■ Extracted data entries
===
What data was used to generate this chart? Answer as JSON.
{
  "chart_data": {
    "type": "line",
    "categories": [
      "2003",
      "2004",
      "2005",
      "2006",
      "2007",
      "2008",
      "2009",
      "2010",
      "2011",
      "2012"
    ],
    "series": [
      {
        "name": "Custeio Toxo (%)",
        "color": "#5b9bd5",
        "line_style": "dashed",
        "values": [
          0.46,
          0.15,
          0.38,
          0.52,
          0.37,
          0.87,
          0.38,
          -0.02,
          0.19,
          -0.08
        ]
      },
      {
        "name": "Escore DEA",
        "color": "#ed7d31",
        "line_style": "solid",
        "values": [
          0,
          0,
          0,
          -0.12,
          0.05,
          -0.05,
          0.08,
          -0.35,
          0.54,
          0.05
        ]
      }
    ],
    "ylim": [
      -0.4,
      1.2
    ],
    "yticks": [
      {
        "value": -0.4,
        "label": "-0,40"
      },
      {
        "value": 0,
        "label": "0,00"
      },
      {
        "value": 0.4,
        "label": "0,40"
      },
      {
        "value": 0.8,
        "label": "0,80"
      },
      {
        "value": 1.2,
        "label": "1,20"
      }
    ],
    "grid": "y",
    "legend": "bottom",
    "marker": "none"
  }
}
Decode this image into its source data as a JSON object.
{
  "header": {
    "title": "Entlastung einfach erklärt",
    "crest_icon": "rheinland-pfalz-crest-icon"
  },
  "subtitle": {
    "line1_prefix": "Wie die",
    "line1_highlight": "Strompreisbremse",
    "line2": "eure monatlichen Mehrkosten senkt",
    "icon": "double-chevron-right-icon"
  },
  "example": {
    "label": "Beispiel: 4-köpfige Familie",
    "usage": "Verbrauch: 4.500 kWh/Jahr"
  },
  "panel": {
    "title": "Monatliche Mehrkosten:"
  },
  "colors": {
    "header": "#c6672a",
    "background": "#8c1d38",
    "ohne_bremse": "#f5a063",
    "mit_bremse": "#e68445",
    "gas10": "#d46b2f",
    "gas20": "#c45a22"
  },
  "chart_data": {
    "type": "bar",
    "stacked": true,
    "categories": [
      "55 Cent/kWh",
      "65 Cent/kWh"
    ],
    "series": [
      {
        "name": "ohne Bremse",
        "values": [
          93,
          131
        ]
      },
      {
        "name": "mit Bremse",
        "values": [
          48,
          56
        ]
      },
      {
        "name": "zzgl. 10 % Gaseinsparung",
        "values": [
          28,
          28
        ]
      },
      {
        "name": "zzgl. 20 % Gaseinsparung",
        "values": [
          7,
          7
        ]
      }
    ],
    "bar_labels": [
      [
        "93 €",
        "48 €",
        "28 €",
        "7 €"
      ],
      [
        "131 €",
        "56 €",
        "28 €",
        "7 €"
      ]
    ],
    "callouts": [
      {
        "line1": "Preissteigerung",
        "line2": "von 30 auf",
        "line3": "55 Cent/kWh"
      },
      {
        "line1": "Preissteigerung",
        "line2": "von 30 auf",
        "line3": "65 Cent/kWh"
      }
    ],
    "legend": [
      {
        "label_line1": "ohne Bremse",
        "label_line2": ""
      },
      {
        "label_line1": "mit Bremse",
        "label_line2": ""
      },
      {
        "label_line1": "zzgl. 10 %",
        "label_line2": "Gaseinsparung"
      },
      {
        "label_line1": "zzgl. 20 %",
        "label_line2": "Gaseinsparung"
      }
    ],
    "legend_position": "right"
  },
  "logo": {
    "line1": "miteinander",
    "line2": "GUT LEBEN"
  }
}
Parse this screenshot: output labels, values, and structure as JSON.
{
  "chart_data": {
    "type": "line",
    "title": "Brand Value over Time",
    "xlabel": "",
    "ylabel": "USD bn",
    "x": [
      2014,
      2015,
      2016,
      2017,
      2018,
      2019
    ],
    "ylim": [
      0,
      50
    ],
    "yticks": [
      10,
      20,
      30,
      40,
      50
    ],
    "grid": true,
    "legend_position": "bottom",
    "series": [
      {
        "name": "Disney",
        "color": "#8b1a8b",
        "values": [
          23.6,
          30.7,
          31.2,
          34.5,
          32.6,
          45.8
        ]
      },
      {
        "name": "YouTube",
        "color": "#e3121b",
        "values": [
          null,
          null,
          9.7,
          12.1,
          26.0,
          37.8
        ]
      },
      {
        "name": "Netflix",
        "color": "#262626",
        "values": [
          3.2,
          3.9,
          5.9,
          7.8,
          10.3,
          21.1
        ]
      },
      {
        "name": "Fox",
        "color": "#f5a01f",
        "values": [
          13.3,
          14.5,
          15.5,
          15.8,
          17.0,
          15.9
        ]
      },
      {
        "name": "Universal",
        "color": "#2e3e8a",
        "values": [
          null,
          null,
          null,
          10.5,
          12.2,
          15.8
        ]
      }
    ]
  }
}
===
Faithfully transcribe the whole of the data.

■ The output
What data was used to generate this chart? Answer as JSON.
{
  "chart_data": {
    "type": "line",
    "categories": [
      "2003",
      "2004",
      "2005",
      "2006",
      "2007",
      "2008",
      "2009",
      "2010",
      "2011",
      "2012"
    ],
    "series": [
      {
        "name": "Custeio Toxo (%)",
        "color": "#5b9bd5",
        "line_style": "dashed",
        "values": [
          0.46,
          0.15,
          0.38,
          0.52,
          0.37,
          0.87,
          0.38,
          -0.02,
          0.19,
          -0.08
        ]
      },
      {
        "name": "Escore DEA",
        "color": "#ed7d31",
        "line_style": "solid",
        "values": [
          0,
          0,
          0,
          -0.12,
          0.05,
          -0.05,
          0.08,
          -0.35,
          0.54,
          0.05
        ]
      }
    ],
    "ylim": [
      -0.4,
      1.2
    ],
    "yticks": [
      {
        "value": -0.4,
        "label": "-0,40"
      },
      {
        "value": 0,
        "label": "0,00"
      },
      {
        "value": 0.4,
        "label": "0,40"
      },
      {
        "value": 0.8,
        "label": "0,80"
      },
      {
        "value": 1.2,
        "label": "1,20"
      }
    ],
    "grid": "y",
    "legend": "bottom",
    "marker": "none"
  }
}
Decode this image into its source data as a JSON object.
{
  "header": {
    "title": "Entlastung einfach erklärt",
    "crest_icon": "rheinland-pfalz-crest-icon"
  },
  "subtitle": {
    "line1_prefix": "Wie die",
    "line1_highlight": "Strompreisbremse",
    "line2": "eure monatlichen Mehrkosten senkt",
    "icon": "double-chevron-right-icon"
  },
  "example": {
    "label": "Beispiel: 4-köpfige Familie",
    "usage": "Verbrauch: 4.500 kWh/Jahr"
  },
  "panel": {
    "title": "Monatliche Mehrkosten:"
  },
  "colors": {
    "header": "#c6672a",
    "background": "#8c1d38",
    "ohne_bremse": "#f5a063",
    "mit_bremse": "#e68445",
    "gas10": "#d46b2f",
    "gas20": "#c45a22"
  },
  "chart_data": {
    "type": "bar",
    "stacked": true,
    "categories": [
      "55 Cent/kWh",
      "65 Cent/kWh"
    ],
    "series": [
      {
        "name": "ohne Bremse",
        "values": [
          93,
          131
        ]
      },
      {
        "name": "mit Bremse",
        "values": [
          48,
          56
        ]
      },
      {
        "name": "zzgl. 10 % Gaseinsparung",
        "values": [
          28,
          28
        ]
      },
      {
        "name": "zzgl. 20 % Gaseinsparung",
        "values": [
          7,
          7
        ]
      }
    ],
    "bar_labels": [
      [
        "93 €",
        "48 €",
        "28 €",
        "7 €"
      ],
      [
        "131 €",
        "56 €",
        "28 €",
        "7 €"
      ]
    ],
    "callouts": [
      {
        "line1": "Preissteigerung",
        "line2": "von 30 auf",
        "line3": "55 Cent/kWh"
      },
      {
        "line1": "Preissteigerung",
        "line2": "von 30 auf",
        "line3": "65 Cent/kWh"
      }
    ],
    "legend": [
      {
        "label_line1": "ohne Bremse",
        "label_line2": ""
      },
      {
        "label_line1": "mit Bremse",
        "label_line2": ""
      },
      {
        "label_line1": "zzgl. 10 %",
        "label_line2": "Gaseinsparung"
      },
      {
        "label_line1": "zzgl. 20 %",
        "label_line2": "Gaseinsparung"
      }
    ],
    "legend_position": "right"
  },
  "logo": {
    "line1": "miteinander",
    "line2": "GUT LEBEN"
  }
}
Parse this screenshot: output labels, values, and structure as JSON.
{
  "chart_data": {
    "type": "line",
    "title": "Brand Value over Time",
    "xlabel": "",
    "ylabel": "USD bn",
    "x": [
      2014,
      2015,
      2016,
      2017,
      2018,
      2019
    ],
    "ylim": [
      0,
      50
    ],
    "yticks": [
      10,
      20,
      30,
      40,
      50
    ],
    "grid": true,
    "legend_position": "bottom",
    "series": [
      {
        "name": "Disney",
        "color": "#8b1a8b",
        "values": [
          23.6,
          30.7,
          31.2,
          34.5,
          32.6,
          45.8
        ]
      },
      {
        "name": "YouTube",
        "color": "#e3121b",
        "values": [
          null,
          null,
          9.7,
          12.1,
          26.0,
          37.8
        ]
      },
      {
        "name": "Netflix",
        "color": "#262626",
        "values": [
          3.2,
          3.9,
          5.9,
          7.8,
          10.3,
          21.1
        ]
      },
      {
        "name": "Fox",
        "color": "#f5a01f",
        "values": [
          13.3,
          14.5,
          15.5,
          15.8,
          17.0,
          15.9
        ]
      },
      {
        "name": "Universal",
        "color": "#2e3e8a",
        "values": [
          null,
          null,
          null,
          10.5,
          12.2,
          15.8
        ]
      }
    ]
  }
}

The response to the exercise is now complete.